» **Stated exercise**: Copy the data below exactly.

* * * * *

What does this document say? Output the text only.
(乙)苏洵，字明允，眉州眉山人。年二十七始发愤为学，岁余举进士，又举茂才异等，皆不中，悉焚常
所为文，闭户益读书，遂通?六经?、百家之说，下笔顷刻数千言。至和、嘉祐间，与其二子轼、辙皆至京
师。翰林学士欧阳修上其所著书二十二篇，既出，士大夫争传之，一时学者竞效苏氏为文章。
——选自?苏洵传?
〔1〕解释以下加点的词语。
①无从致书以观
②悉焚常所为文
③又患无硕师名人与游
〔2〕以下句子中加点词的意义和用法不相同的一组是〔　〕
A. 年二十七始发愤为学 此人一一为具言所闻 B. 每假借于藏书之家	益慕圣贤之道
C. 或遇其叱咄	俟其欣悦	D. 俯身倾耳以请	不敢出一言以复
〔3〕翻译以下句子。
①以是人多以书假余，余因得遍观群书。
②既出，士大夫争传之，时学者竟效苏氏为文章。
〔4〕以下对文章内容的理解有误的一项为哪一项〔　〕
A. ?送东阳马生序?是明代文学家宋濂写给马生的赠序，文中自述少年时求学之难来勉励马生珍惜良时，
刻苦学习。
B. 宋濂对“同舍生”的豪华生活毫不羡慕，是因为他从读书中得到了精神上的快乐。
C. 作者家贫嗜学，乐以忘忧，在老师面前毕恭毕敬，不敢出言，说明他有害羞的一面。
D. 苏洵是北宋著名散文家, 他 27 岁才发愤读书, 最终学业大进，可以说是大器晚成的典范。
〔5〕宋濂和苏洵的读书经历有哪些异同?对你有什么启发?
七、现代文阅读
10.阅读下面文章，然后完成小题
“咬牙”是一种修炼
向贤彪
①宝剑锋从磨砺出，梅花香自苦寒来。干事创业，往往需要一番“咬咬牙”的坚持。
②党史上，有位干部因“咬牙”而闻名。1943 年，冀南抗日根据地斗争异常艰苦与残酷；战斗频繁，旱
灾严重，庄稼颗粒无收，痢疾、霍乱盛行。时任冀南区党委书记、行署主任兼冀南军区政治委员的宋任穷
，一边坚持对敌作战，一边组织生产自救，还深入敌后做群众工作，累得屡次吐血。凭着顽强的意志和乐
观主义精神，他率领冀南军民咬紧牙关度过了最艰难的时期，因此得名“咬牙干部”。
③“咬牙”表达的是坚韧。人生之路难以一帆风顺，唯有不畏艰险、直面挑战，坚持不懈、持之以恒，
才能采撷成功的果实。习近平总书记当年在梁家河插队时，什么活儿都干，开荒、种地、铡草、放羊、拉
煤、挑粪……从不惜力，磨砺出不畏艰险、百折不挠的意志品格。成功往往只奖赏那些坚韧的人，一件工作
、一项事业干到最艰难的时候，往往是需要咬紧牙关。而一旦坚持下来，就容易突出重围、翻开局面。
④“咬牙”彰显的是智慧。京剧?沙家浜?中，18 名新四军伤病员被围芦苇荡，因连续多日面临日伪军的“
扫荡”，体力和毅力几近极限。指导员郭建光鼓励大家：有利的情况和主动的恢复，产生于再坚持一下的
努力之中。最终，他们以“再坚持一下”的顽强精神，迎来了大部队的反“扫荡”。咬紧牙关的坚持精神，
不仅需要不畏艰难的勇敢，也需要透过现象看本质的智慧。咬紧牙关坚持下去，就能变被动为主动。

* * * * *

» **Full solution**:
What does this document say? Output the text only.
(乙)苏洵，字明允，眉州眉山人。年二十七始发愤为学，岁余举进士，又举茂才异等，皆不中，悉焚常
所为文，闭户益读书，遂通?六经?、百家之说，下笔顷刻数千言。至和、嘉祐间，与其二子轼、辙皆至京
师。翰林学士欧阳修上其所著书二十二篇，既出，士大夫争传之，一时学者竞效苏氏为文章。
——选自?苏洵传?
〔1〕解释以下加点的词语。
①无从致书以观
②悉焚常所为文
③又患无硕师名人与游
〔2〕以下句子中加点词的意义和用法不相同的一组是〔　〕
A. 年二十七始发愤为学 此人一一为具言所闻 B. 每假借于藏书之家	益慕圣贤之道
C. 或遇其叱咄	俟其欣悦	D. 俯身倾耳以请	不敢出一言以复
〔3〕翻译以下句子。
①以是人多以书假余，余因得遍观群书。
②既出，士大夫争传之，时学者竟效苏氏为文章。
〔4〕以下对文章内容的理解有误的一项为哪一项〔　〕
A. ?送东阳马生序?是明代文学家宋濂写给马生的赠序，文中自述少年时求学之难来勉励马生珍惜良时，
刻苦学习。
B. 宋濂对“同舍生”的豪华生活毫不羡慕，是因为他从读书中得到了精神上的快乐。
C. 作者家贫嗜学，乐以忘忧，在老师面前毕恭毕敬，不敢出言，说明他有害羞的一面。
D. 苏洵是北宋著名散文家, 他 27 岁才发愤读书, 最终学业大进，可以说是大器晚成的典范。
〔5〕宋濂和苏洵的读书经历有哪些异同?对你有什么启发?
七、现代文阅读
10.阅读下面文章，然后完成小题
“咬牙”是一种修炼
向贤彪
①宝剑锋从磨砺出，梅花香自苦寒来。干事创业，往往需要一番“咬咬牙”的坚持。
②党史上，有位干部因“咬牙”而闻名。1943 年，冀南抗日根据地斗争异常艰苦与残酷；战斗频繁，旱
灾严重，庄稼颗粒无收，痢疾、霍乱盛行。时任冀南区党委书记、行署主任兼冀南军区政治委员的宋任穷
，一边坚持对敌作战，一边组织生产自救，还深入敌后做群众工作，累得屡次吐血。凭着顽强的意志和乐
观主义精神，他率领冀南军民咬紧牙关度过了最艰难的时期，因此得名“咬牙干部”。
③“咬牙”表达的是坚韧。人生之路难以一帆风顺，唯有不畏艰险、直面挑战，坚持不懈、持之以恒，
才能采撷成功的果实。习近平总书记当年在梁家河插队时，什么活儿都干，开荒、种地、铡草、放羊、拉
煤、挑粪……从不惜力，磨砺出不畏艰险、百折不挠的意志品格。成功往往只奖赏那些坚韧的人，一件工作
、一项事业干到最艰难的时候，往往是需要咬紧牙关。而一旦坚持下来，就容易突出重围、翻开局面。
④“咬牙”彰显的是智慧。京剧?沙家浜?中，18 名新四军伤病员被围芦苇荡，因连续多日面临日伪军的“
扫荡”，体力和毅力几近极限。指导员郭建光鼓励大家：有利的情况和主动的恢复，产生于再坚持一下的
努力之中。最终，他们以“再坚持一下”的顽强精神，迎来了大部队的反“扫荡”。咬紧牙关的坚持精神，
不仅需要不畏艰难的勇敢，也需要透过现象看本质的智慧。咬紧牙关坚持下去，就能变被动为主动。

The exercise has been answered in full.